▸ **Work to be completed**
Gather all lines from the material that contain the word "Giulia".

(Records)

## begin

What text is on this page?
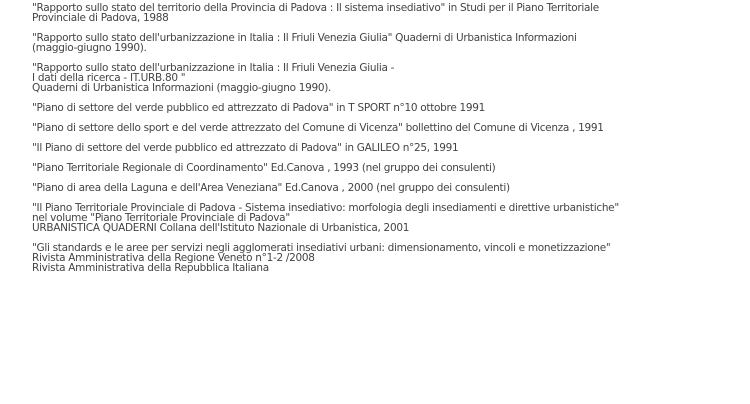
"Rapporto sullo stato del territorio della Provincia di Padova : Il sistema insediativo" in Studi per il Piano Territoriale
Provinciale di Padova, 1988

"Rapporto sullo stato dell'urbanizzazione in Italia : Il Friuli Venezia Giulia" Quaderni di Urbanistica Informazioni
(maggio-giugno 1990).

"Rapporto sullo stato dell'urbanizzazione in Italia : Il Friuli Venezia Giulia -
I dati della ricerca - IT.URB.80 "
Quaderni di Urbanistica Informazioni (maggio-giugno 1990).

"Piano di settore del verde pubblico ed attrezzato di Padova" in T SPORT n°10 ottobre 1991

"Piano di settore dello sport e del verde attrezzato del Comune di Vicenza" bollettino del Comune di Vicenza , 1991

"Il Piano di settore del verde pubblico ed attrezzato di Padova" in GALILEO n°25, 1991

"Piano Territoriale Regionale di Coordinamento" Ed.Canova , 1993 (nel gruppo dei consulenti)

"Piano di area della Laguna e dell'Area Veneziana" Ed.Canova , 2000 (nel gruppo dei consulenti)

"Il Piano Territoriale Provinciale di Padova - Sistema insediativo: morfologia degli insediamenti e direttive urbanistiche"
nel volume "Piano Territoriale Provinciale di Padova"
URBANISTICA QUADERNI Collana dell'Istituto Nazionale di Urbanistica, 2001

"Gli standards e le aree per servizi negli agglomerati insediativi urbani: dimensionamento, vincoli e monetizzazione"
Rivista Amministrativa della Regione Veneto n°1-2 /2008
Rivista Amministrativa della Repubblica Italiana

## end
## begin

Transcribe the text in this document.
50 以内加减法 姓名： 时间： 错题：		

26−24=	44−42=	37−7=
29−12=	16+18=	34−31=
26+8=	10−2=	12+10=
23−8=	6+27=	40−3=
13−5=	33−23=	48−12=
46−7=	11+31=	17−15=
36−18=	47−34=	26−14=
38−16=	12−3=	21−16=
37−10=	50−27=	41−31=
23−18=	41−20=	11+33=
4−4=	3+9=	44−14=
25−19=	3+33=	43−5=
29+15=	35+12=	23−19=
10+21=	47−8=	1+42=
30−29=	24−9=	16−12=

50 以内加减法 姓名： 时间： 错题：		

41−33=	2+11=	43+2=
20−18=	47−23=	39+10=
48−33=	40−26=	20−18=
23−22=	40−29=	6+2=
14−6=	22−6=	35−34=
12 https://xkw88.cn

## end

▸ **Solution below**
"Rapporto sullo stato dell'urbanizzazione in Italia : Il Friuli Venezia Giulia" Quaderni di Urbanistica Informazioni
"Rapporto sullo stato dell'urbanizzazione in Italia : Il Friuli Venezia Giulia -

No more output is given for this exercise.